**DESCRIPTION OF THE TASK**
Your task is to copy every line of this material exactly.

**Extracted records**
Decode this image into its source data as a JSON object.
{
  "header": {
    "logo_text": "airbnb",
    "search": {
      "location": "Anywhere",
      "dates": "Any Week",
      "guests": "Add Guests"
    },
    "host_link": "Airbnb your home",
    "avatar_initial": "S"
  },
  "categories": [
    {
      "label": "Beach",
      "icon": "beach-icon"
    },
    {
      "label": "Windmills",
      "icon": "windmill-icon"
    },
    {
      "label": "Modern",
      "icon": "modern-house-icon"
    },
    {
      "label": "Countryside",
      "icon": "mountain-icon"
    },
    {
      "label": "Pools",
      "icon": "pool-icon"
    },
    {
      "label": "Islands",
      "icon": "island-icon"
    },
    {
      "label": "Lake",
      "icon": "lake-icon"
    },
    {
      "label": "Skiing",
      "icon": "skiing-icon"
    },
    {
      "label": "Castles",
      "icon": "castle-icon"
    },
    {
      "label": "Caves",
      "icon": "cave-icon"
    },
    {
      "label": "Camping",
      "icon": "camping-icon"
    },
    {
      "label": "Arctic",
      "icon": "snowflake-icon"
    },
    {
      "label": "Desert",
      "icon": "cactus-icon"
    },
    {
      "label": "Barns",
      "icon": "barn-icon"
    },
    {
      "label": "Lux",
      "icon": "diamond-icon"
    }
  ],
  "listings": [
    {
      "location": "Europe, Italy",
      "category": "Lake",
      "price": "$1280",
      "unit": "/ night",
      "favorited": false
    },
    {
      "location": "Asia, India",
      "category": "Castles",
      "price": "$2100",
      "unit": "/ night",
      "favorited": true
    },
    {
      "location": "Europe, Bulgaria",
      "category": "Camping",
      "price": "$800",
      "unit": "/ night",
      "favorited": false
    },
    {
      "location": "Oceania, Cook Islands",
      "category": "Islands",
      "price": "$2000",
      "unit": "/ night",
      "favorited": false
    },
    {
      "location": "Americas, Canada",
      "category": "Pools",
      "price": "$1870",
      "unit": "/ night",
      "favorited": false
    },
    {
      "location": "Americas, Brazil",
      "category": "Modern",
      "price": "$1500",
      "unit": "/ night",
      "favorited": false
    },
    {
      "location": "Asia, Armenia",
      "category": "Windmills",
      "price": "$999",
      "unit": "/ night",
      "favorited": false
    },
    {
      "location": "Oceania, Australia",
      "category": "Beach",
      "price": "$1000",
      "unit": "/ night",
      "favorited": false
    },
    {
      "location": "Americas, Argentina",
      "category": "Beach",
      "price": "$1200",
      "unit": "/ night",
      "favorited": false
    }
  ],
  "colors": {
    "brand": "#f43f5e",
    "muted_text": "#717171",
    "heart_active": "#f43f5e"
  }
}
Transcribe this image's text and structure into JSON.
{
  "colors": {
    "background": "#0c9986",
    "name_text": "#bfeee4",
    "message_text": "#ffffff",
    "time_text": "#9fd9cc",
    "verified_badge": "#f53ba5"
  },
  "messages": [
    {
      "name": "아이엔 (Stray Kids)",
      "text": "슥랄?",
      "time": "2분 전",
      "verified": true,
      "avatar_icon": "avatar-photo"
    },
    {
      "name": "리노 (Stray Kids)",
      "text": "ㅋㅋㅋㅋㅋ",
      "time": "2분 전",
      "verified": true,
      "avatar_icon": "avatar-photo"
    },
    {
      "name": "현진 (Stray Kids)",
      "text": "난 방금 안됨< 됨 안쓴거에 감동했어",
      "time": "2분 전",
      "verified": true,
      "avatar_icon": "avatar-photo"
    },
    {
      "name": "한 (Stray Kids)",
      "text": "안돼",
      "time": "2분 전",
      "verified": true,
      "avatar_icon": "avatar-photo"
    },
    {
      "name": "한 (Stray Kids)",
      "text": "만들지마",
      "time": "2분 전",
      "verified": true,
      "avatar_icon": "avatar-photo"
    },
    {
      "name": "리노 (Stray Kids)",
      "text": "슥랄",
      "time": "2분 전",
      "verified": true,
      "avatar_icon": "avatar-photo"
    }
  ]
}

**ANSWER TO THE EXERCISE**
Decode this image into its source data as a JSON object.
{
  "header": {
    "logo_text": "airbnb",
    "search": {
      "location": "Anywhere",
      "dates": "Any Week",
      "guests": "Add Guests"
    },
    "host_link": "Airbnb your home",
    "avatar_initial": "S"
  },
  "categories": [
    {
      "label": "Beach",
      "icon": "beach-icon"
    },
    {
      "label": "Windmills",
      "icon": "windmill-icon"
    },
    {
      "label": "Modern",
      "icon": "modern-house-icon"
    },
    {
      "label": "Countryside",
      "icon": "mountain-icon"
    },
    {
      "label": "Pools",
      "icon": "pool-icon"
    },
    {
      "label": "Islands",
      "icon": "island-icon"
    },
    {
      "label": "Lake",
      "icon": "lake-icon"
    },
    {
      "label": "Skiing",
      "icon": "skiing-icon"
    },
    {
      "label": "Castles",
      "icon": "castle-icon"
    },
    {
      "label": "Caves",
      "icon": "cave-icon"
    },
    {
      "label": "Camping",
      "icon": "camping-icon"
    },
    {
      "label": "Arctic",
      "icon": "snowflake-icon"
    },
    {
      "label": "Desert",
      "icon": "cactus-icon"
    },
    {
      "label": "Barns",
      "icon": "barn-icon"
    },
    {
      "label": "Lux",
      "icon": "diamond-icon"
    }
  ],
  "listings": [
    {
      "location": "Europe, Italy",
      "category": "Lake",
      "price": "$1280",
      "unit": "/ night",
      "favorited": false
    },
    {
      "location": "Asia, India",
      "category": "Castles",
      "price": "$2100",
      "unit": "/ night",
      "favorited": true
    },
    {
      "location": "Europe, Bulgaria",
      "category": "Camping",
      "price": "$800",
      "unit": "/ night",
      "favorited": false
    },
    {
      "location": "Oceania, Cook Islands",
      "category": "Islands",
      "price": "$2000",
      "unit": "/ night",
      "favorited": false
    },
    {
      "location": "Americas, Canada",
      "category": "Pools",
      "price": "$1870",
      "unit": "/ night",
      "favorited": false
    },
    {
      "location": "Americas, Brazil",
      "category": "Modern",
      "price": "$1500",
      "unit": "/ night",
      "favorited": false
    },
    {
      "location": "Asia, Armenia",
      "category": "Windmills",
      "price": "$999",
      "unit": "/ night",
      "favorited": false
    },
    {
      "location": "Oceania, Australia",
      "category": "Beach",
      "price": "$1000",
      "unit": "/ night",
      "favorited": false
    },
    {
      "location": "Americas, Argentina",
      "category": "Beach",
      "price": "$1200",
      "unit": "/ night",
      "favorited": false
    }
  ],
  "colors": {
    "brand": "#f43f5e",
    "muted_text": "#717171",
    "heart_active": "#f43f5e"
  }
}
Transcribe this image's text and structure into JSON.
{
  "colors": {
    "background": "#0c9986",
    "name_text": "#bfeee4",
    "message_text": "#ffffff",
    "time_text": "#9fd9cc",
    "verified_badge": "#f53ba5"
  },
  "messages": [
    {
      "name": "아이엔 (Stray Kids)",
      "text": "슥랄?",
      "time": "2분 전",
      "verified": true,
      "avatar_icon": "avatar-photo"
    },
    {
      "name": "리노 (Stray Kids)",
      "text": "ㅋㅋㅋㅋㅋ",
      "time": "2분 전",
      "verified": true,
      "avatar_icon": "avatar-photo"
    },
    {
      "name": "현진 (Stray Kids)",
      "text": "난 방금 안됨< 됨 안쓴거에 감동했어",
      "time": "2분 전",
      "verified": true,
      "avatar_icon": "avatar-photo"
    },
    {
      "name": "한 (Stray Kids)",
      "text": "안돼",
      "time": "2분 전",
      "verified": true,
      "avatar_icon": "avatar-photo"
    },
    {
      "name": "한 (Stray Kids)",
      "text": "만들지마",
      "time": "2분 전",
      "verified": true,
      "avatar_icon": "avatar-photo"
    },
    {
      "name": "리노 (Stray Kids)",
      "text": "슥랄",
      "time": "2분 전",
      "verified": true,
      "avatar_icon": "avatar-photo"
    }
  ]
}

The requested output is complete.